**Source extract:**
(begin)

A California Dem Oasis in the Desert

R rhisiart at earthlink.net
Sat Aug 10 17:08:02 PDT 2002


everybody knows an oasis is supposed to be Green ....

At 09:24 AM 8/10/2002 -0400, you wrote:
>Folks in bashing the Dems spend almost all there time talking about the
>national government, where they only had control of the whole government for
>two years since the 1970s (and with Senate filibusters not real control even
>then).
>
>So it's probably more interesting to evaluate the Dems in a state where they
>have full legislative control such as California (okay not full control of
>the budget because of post-Prop 13 controls on budget matters that require
>two-thirds votes for tax issues, but control on most regulatory issues by
>the majority.
>
>The California legislature has pushed through bills just recently that:
>
>-- set the toughest emissions standards for cars in the country to fight
>global warming
>
>-- doubled to 60 days the notice landlords must give tenants
>
>-- enacted binding arbitration for farm workers seeking new contracts (which
>Davis may veto, the scum)

(end)

**Data extract:**
(begin)

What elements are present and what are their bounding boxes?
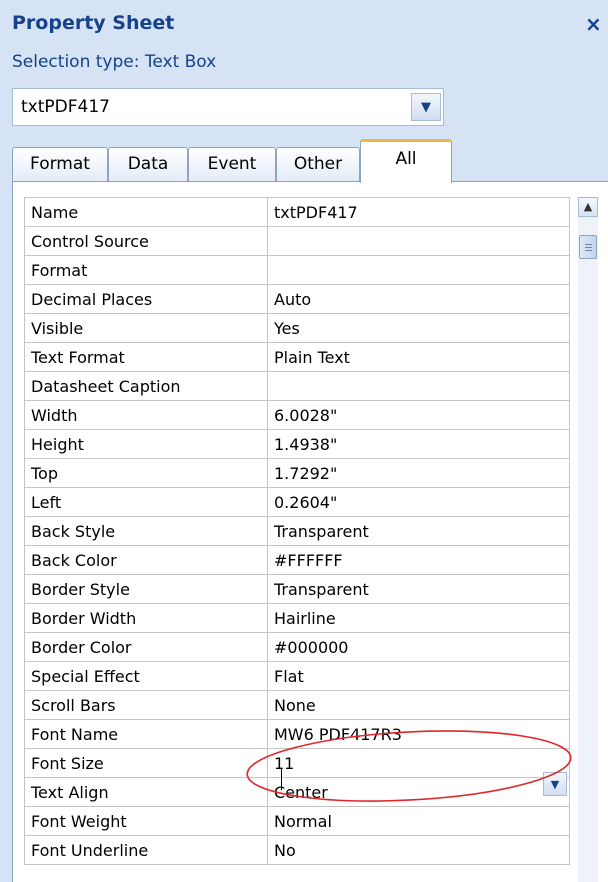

(end)

**Exercises to complete:**
[a] In the post about California Democrats, how many days' notice must landlords now give tenants?
[b] Write the next part of the post about California Democrats, picking up right after its last line.

**Task-by-task answers:**
[a] 60 days, double the earlier notice period.

[b]
>
>On other labor fronts, the Democratic legislature pushed through in the last
>couple of years:
>
>-- a return to daily overtime pay for any work beyond eight hours per day
>
>-- increased unemployment benefits and allowed students and others who can
>only work part-time to qualify as long as they cannot find part-time work
>they need
>
>-- made it illegal to discharge, discriminate or take disciplinary action
>against an employee or applicant for employment because of lawful conduct
>occurring during non-working hours away from the employer's premises
>
>-- Extended state overtime laws to the construction, drilling, logging, and
>mining industries; and (among other things)
>
>-- Signed legislation creating the highest civil fines for workplace safety
>and health violations in the nation;
>
>-- Limits an employer's ability to adopt or enforce a policy requiring
>employees to speak only English in the workplace.
>
>-- Requirements that employers reasonably accommodate employees who wish to
>express breast milk at work, including increased break time and privacy.
>
>-- requirements that contractors and subcontractors that are awarded
>contracts to provide janitorial or building maintenance services at a job
>site to retain, for a period of 60 days, certain employees who were employed
>at that site by the previous contractor or subcontractor and retain them
>indefinitely if their wor is "satisfactory."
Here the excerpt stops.